◆ The request: Find and copy every line in the records that includes the string "production".

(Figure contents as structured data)
--------------------------------------------------
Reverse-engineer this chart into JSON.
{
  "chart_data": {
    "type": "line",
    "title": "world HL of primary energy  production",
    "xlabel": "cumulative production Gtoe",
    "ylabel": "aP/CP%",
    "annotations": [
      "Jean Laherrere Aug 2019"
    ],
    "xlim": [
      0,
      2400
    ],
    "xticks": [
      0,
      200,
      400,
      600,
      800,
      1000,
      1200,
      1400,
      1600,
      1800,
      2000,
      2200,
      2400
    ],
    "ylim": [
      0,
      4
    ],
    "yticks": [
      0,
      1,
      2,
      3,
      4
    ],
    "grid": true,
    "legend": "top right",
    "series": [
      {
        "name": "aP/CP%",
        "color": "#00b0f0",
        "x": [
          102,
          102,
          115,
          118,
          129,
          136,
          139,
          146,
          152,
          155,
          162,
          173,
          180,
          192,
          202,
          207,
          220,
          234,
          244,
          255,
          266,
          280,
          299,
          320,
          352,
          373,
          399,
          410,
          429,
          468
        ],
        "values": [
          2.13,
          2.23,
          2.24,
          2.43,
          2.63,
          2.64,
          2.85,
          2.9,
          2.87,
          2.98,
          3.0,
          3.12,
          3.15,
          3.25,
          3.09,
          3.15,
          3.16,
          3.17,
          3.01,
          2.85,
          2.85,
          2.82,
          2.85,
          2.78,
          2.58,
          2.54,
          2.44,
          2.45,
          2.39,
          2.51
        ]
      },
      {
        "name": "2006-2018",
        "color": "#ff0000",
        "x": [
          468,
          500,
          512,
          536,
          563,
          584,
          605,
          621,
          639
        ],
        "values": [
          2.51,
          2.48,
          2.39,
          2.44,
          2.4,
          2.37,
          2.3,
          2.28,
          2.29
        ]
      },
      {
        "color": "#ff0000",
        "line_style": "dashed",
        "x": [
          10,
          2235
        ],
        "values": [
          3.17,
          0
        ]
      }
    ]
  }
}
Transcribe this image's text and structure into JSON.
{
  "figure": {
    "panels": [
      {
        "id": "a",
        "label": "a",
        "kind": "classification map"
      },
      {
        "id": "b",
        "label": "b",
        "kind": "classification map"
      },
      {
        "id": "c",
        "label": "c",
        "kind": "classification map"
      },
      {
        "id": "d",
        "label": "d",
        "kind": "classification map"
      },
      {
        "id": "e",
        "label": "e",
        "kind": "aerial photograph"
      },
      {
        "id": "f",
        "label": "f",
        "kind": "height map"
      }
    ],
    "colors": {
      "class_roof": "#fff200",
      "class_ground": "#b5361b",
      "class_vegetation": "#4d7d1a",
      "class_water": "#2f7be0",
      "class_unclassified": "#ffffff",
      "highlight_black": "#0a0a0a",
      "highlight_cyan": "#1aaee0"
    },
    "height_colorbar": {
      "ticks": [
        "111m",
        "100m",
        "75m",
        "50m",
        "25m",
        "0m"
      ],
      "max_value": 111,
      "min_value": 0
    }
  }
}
--------------------------------------------------
◆ Solution for this task:
    "title": "world HL of primary energy  production",
    "xlabel": "cumulative production Gtoe",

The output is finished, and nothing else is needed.